(WHAT YOU ARE ASKED TO DO):
Images should be left out, and everything else in the listing reproduced exactly.

(DATA EXCERPTS):
--*--

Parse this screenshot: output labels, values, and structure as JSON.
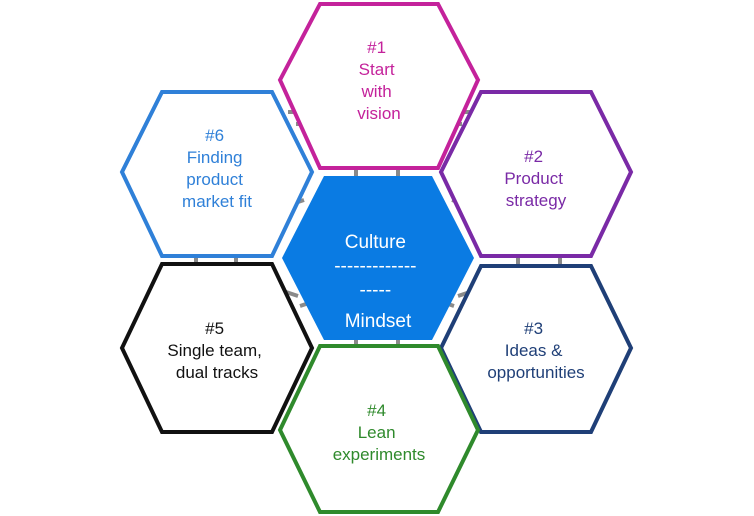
{
  "center": {
    "lines": [
      "Culture",
      "-------------",
      "-----",
      "Mindset"
    ],
    "fill": "#0a7be3",
    "text_color": "#ffffff"
  },
  "hexes": [
    {
      "id": "vision",
      "lines": [
        "#1",
        "Start",
        "with",
        "vision"
      ],
      "color": "#c4229b"
    },
    {
      "id": "strategy",
      "lines": [
        "#2",
        "Product",
        "strategy"
      ],
      "color": "#7a2aa6"
    },
    {
      "id": "ideas",
      "lines": [
        "#3",
        "Ideas &",
        "opportunities"
      ],
      "color": "#1f3f77"
    },
    {
      "id": "experiments",
      "lines": [
        "#4",
        "Lean",
        "experiments"
      ],
      "color": "#2f8a2c"
    },
    {
      "id": "tracks",
      "lines": [
        "#5",
        "Single team,",
        "dual tracks"
      ],
      "color": "#111111"
    },
    {
      "id": "fit",
      "lines": [
        "#6",
        "Finding",
        "product",
        "market fit"
      ],
      "color": "#2f80d8"
    }
  ],
  "connector_color": "#8a8a8a"
}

--*--

(CORRECT RESULT):
Parse this screenshot: output labels, values, and structure as JSON.
{
  "center": {
    "lines": [
      "Culture",
      "-------------",
      "-----",
      "Mindset"
    ],
    "fill": "#0a7be3",
    "text_color": "#ffffff"
  },
  "hexes": [
    {
      "id": "vision",
      "lines": [
        "#1",
        "Start",
        "with",
        "vision"
      ],
      "color": "#c4229b"
    },
    {
      "id": "strategy",
      "lines": [
        "#2",
        "Product",
        "strategy"
      ],
      "color": "#7a2aa6"
    },
    {
      "id": "ideas",
      "lines": [
        "#3",
        "Ideas &",
        "opportunities"
      ],
      "color": "#1f3f77"
    },
    {
      "id": "experiments",
      "lines": [
        "#4",
        "Lean",
        "experiments"
      ],
      "color": "#2f8a2c"
    },
    {
      "id": "tracks",
      "lines": [
        "#5",
        "Single team,",
        "dual tracks"
      ],
      "color": "#111111"
    },
    {
      "id": "fit",
      "lines": [
        "#6",
        "Finding",
        "product",
        "market fit"
      ],
      "color": "#2f80d8"
    }
  ],
  "connector_color": "#8a8a8a"
}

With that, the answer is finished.